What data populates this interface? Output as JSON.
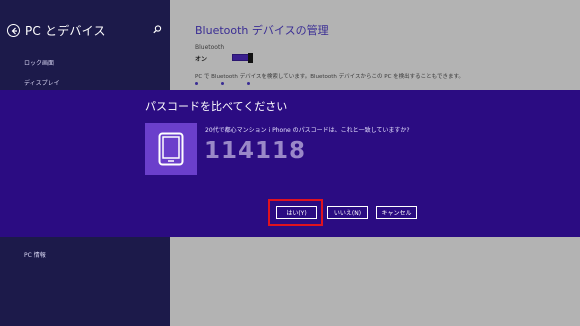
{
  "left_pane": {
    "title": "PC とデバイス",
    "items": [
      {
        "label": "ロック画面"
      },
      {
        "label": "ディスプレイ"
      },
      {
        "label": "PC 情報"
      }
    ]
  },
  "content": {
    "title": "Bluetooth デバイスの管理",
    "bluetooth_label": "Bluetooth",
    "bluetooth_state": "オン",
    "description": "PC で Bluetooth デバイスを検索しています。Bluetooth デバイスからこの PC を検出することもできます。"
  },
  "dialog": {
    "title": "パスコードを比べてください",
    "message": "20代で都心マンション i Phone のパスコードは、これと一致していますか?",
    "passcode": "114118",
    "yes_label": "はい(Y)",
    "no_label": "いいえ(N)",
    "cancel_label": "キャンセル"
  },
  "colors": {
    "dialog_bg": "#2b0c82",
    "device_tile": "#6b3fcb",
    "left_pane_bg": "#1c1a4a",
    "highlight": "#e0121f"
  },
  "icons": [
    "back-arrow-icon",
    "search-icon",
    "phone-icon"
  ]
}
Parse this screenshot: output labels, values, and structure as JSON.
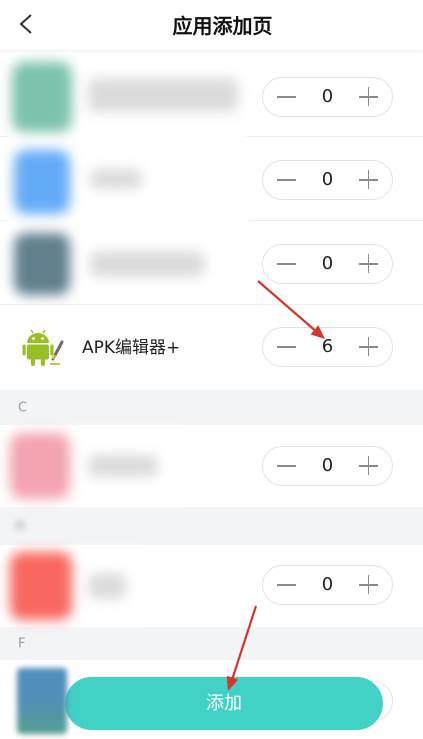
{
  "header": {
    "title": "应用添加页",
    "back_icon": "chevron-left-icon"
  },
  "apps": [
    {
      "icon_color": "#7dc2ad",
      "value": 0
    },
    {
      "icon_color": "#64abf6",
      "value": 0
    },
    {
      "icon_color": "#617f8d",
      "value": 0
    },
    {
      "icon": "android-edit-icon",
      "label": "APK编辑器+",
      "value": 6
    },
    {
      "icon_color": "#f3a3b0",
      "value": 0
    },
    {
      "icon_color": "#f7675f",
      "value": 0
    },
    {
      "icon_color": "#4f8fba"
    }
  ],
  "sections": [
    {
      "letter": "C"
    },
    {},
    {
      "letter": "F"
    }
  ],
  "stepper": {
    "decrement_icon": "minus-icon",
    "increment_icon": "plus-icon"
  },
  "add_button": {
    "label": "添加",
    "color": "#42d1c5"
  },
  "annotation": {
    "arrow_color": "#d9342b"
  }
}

|---|

• _Stated exercise_:
Copy each line of the preceding data that contains the string "JSON".

• _Written answer_:
What data populates this interface? Output as JSON.
Parse this screenshot: output labels, values, and structure as JSON.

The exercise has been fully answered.